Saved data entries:
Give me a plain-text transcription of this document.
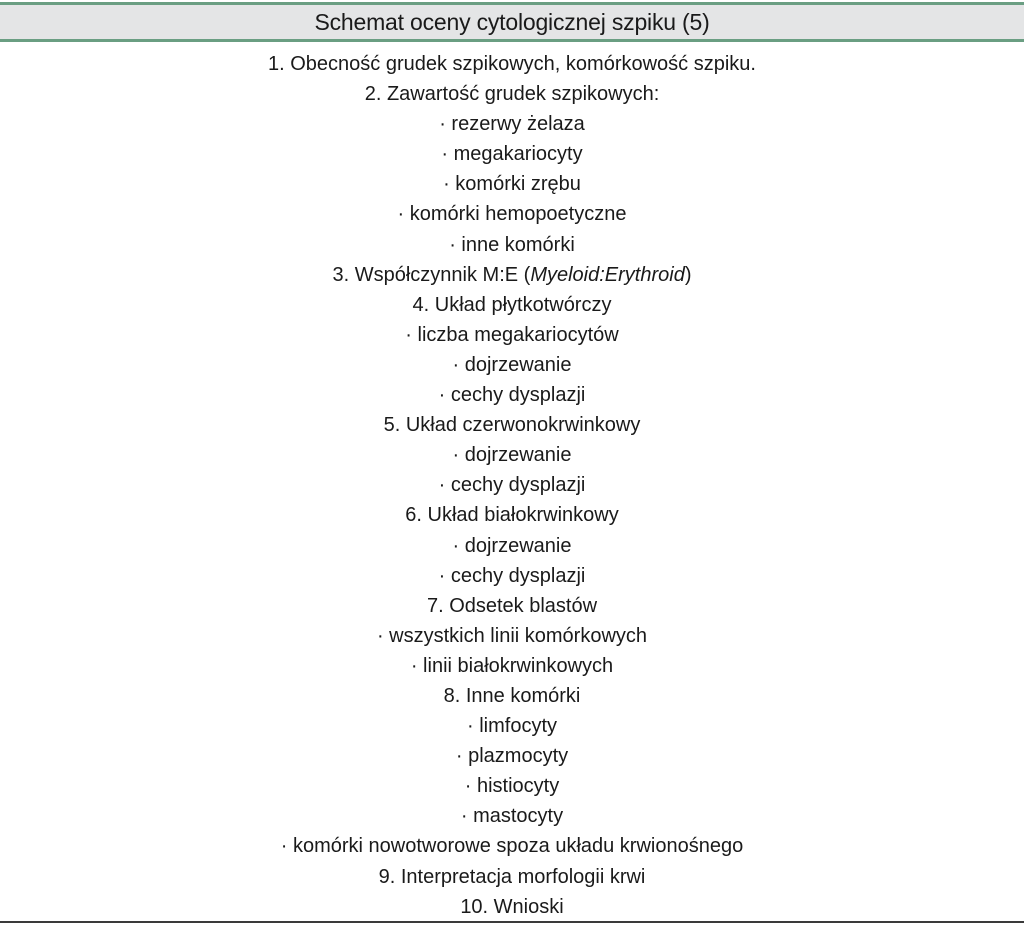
Schemat oceny cytologicznej szpiku (5)
1. Obecność grudek szpikowych, komórkowość szpiku.
2. Zawartość grudek szpikowych:
· rezerwy żelaza
· megakariocyty
· komórki zrębu
· komórki hemopoetyczne
· inne komórki
3. Współczynnik M:E (Myeloid:Erythroid)
4. Układ płytkotwórczy
· liczba megakariocytów
· dojrzewanie
· cechy dysplazji
5. Układ czerwonokrwinkowy
· dojrzewanie
· cechy dysplazji
6. Układ białokrwinkowy
· dojrzewanie
· cechy dysplazji
7. Odsetek blastów
· wszystkich linii komórkowych
· linii białokrwinkowych
8. Inne komórki
· limfocyty
· plazmocyty
· histiocyty
· mastocyty
· komórki nowotworowe spoza układu krwionośnego
9. Interpretacja morfologii krwi
10. Wnioski
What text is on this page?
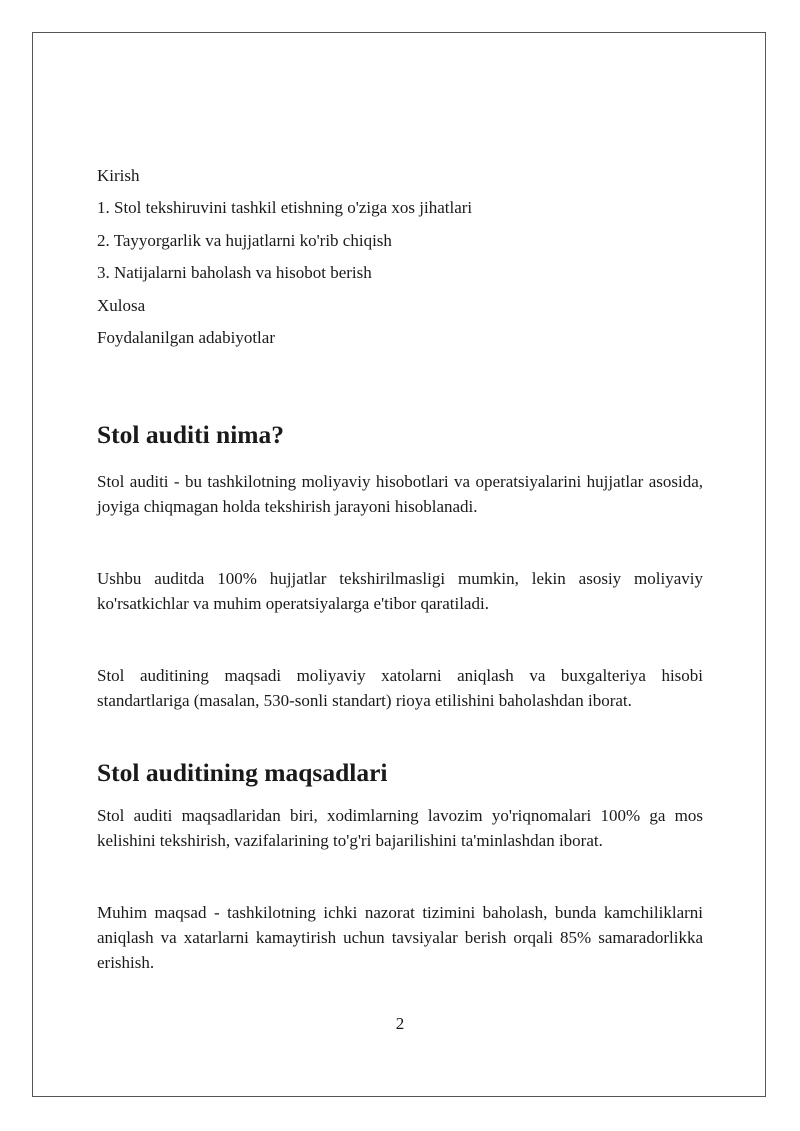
Kirish

1. Stol tekshiruvini tashkil etishning o'ziga xos jihatlari

2. Tayyorgarlik va hujjatlarni ko'rib chiqish

3. Natijalarni baholash va hisobot berish

Xulosa

Foydalanilgan adabiyotlar

Stol auditi nima?

Stol auditi - bu tashkilotning moliyaviy hisobotlari va operatsiyalarini hujjatlar asosida, joyiga chiqmagan holda tekshirish jarayoni hisoblanadi.

Ushbu auditda 100% hujjatlar tekshirilmasligi mumkin, lekin asosiy moliyaviy ko'rsatkichlar va muhim operatsiyalarga e'tibor qaratiladi.

Stol auditining maqsadi moliyaviy xatolarni aniqlash va buxgalteriya hisobi standartlariga (masalan, 530-sonli standart) rioya etilishini baholashdan iborat.

Stol auditining maqsadlari

Stol auditi maqsadlaridan biri, xodimlarning lavozim yo'riqnomalari 100% ga mos kelishini tekshirish, vazifalarining to'g'ri bajarilishini ta'minlashdan iborat.

Muhim maqsad - tashkilotning ichki nazorat tizimini baholash, bunda kamchiliklarni aniqlash va xatarlarni kamaytirish uchun tavsiyalar berish orqali 85% samaradorlikka erishish.

2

Problem details » All lines that include "szpikowych" are to be gathered and copied.

Written response »
1. Obecność grudek szpikowych, komórkowość szpiku.
2. Zawartość grudek szpikowych:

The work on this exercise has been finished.